In my analytics capstone class, we use Analytics: The Agile Way. Indeed, I wrote that book in 2017 primarily because the existing text was lacking. No, my book isn’t short, but one can hardly cover everything that analytics students need to know in a 300-page text.
To this end, I liberally—and legally—incorporate excerpts from other thoughtful websites and tomes during my 13-week course. Here are the latter.
Everything Is Miscellaneous
I certainly didn’t fully appreciate metadata when I was a senior at Carnegie Mellon. Sure, my own book devotes a few pages to “data about data.” Still, in this regard, it doesn’t hold a candle to David Weinberger’s Everything Is Miscellaneous: The Power of the New Digital Disorder.
I usually give students the book’s prologue—titled “Information in Space.” I specifically want the students to think about difference between the physical and digital worlds. It’s particularly important for them to recognize that you can put a physical item in one location—and one location only. This is true with albums, books, and products in brick-and-mortar stores. That same limitation, though, doesn’t exist in the digital world. If I want to label this post with two categories and six tags, I can do so. This dramatically increases findability.

- _WHAT IS ASKED_
[a] Decide whether each statement agrees with the analytics course post. Answer yes or no for each, and quote the deciding words from the post. (i) The author wrote Analytics: The Agile Way in 2017. (ii) The course runs for 15 weeks. (iii) Students usually receive the prologue of Everything Is Miscellaneous.
[b] According to the analytics course post, what is the prologue of Everything Is Miscellaneous titled?
[c] List every example the analytics course post gives of physical things that can sit in only one location.
The material has no connection to the analytics course post.

- _DATASET EXTRACT_
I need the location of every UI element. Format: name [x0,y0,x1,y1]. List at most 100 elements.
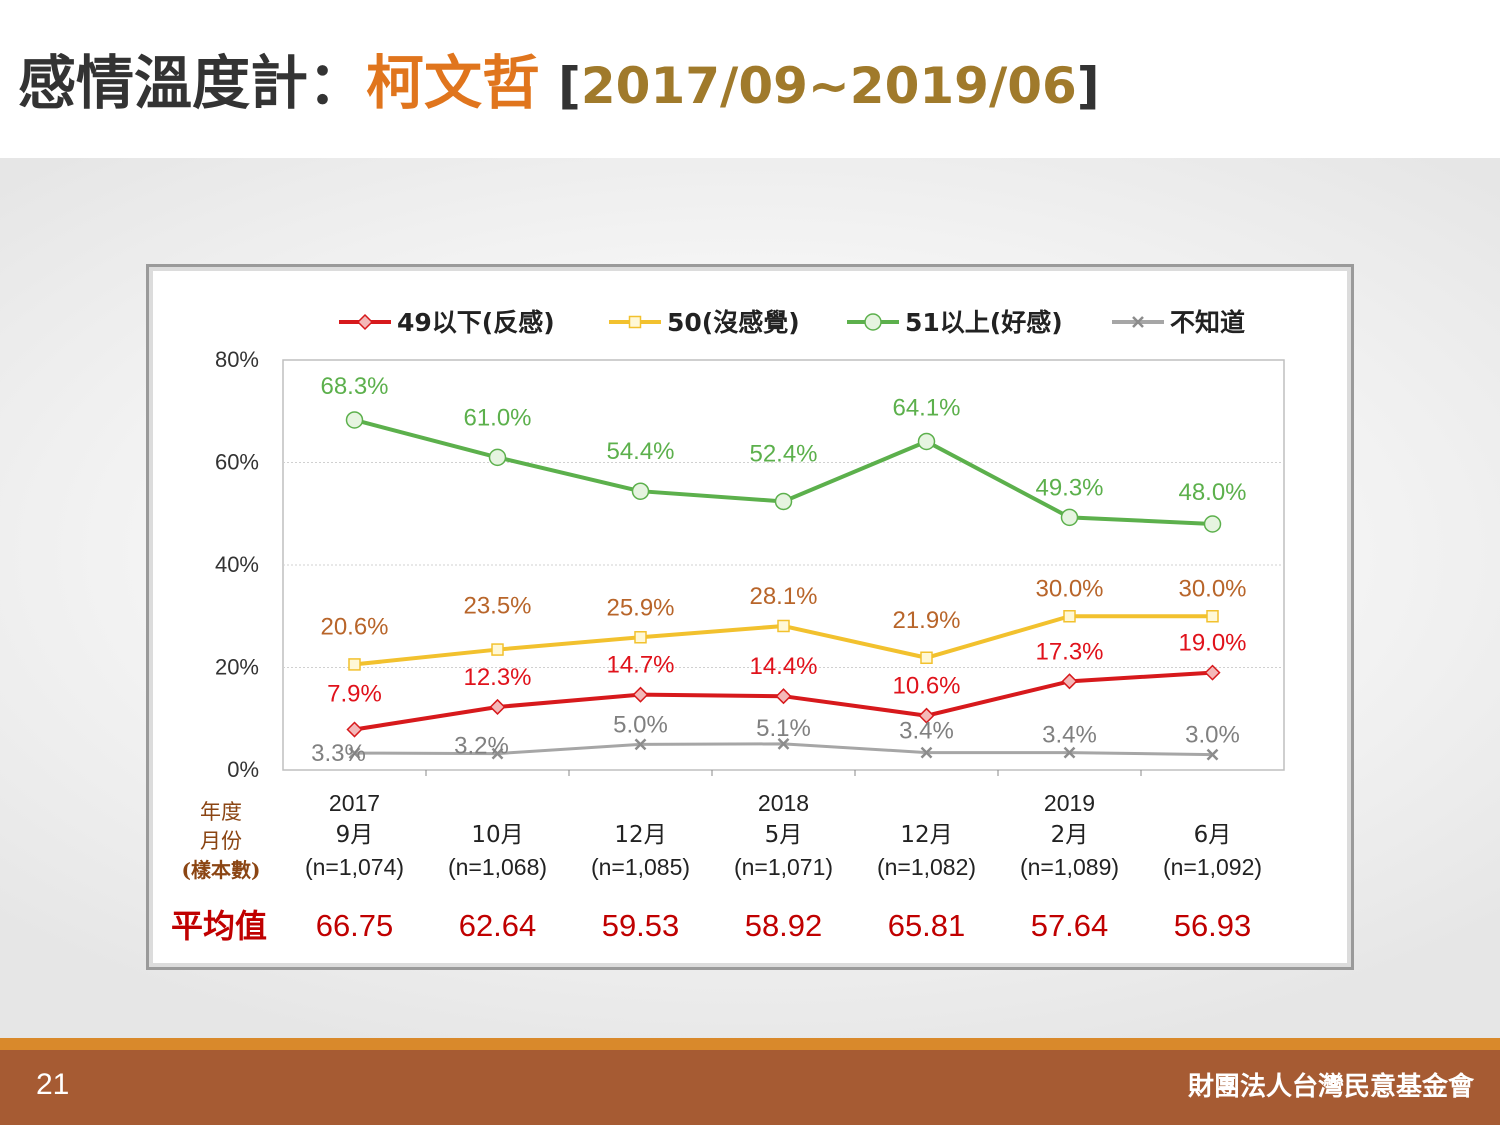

- _EXERCISE ANSWERS_
[a]
(i) Yes: "I wrote that book in 2017 primarily because the existing text was lacking."
(ii) No: "during my 13-week course"
(iii) Yes: "I usually give students the book’s prologue"

[b] "Information in Space."

[c]
- Albums
- Books
- Products in brick-and-mortar stores